■ **Goal**: Work out how many lines in the entries below include the word "description". Give nothing but the number.

■ **Provided information**:
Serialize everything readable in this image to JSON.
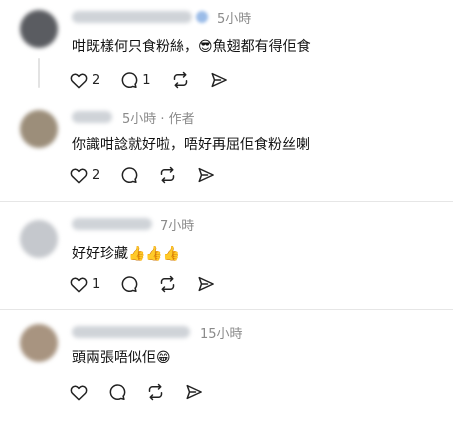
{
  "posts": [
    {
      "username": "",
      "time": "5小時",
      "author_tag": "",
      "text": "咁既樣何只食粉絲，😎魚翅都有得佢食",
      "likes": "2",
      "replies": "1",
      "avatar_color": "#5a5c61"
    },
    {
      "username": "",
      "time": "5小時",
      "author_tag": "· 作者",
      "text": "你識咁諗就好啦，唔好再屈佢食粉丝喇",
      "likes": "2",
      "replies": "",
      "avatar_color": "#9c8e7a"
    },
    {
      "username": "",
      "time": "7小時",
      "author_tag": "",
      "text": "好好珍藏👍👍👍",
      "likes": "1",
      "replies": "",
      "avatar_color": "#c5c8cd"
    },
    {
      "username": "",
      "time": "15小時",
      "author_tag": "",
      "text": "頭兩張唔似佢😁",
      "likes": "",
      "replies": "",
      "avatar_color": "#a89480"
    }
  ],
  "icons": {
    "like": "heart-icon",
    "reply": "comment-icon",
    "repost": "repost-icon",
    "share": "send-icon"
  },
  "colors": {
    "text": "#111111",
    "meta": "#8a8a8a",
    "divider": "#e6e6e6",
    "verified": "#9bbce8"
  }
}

--

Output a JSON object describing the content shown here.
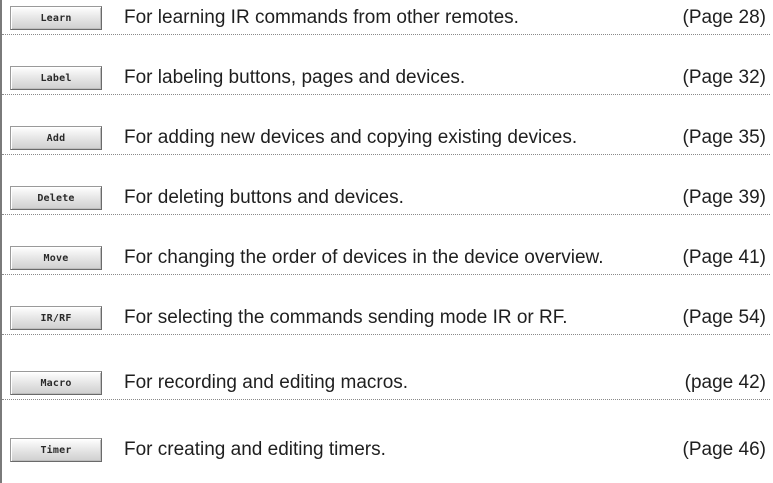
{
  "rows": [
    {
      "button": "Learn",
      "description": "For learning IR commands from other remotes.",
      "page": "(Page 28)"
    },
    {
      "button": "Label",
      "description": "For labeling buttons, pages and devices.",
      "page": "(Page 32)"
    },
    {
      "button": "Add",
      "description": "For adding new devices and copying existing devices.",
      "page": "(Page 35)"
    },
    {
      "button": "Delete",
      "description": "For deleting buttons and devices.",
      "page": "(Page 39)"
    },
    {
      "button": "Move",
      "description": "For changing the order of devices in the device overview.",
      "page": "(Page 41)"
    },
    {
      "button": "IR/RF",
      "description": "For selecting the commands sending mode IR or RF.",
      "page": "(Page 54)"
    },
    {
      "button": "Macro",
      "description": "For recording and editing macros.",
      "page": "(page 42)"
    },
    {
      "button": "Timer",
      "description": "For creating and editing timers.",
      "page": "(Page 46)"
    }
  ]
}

■ **Correct answer**: 8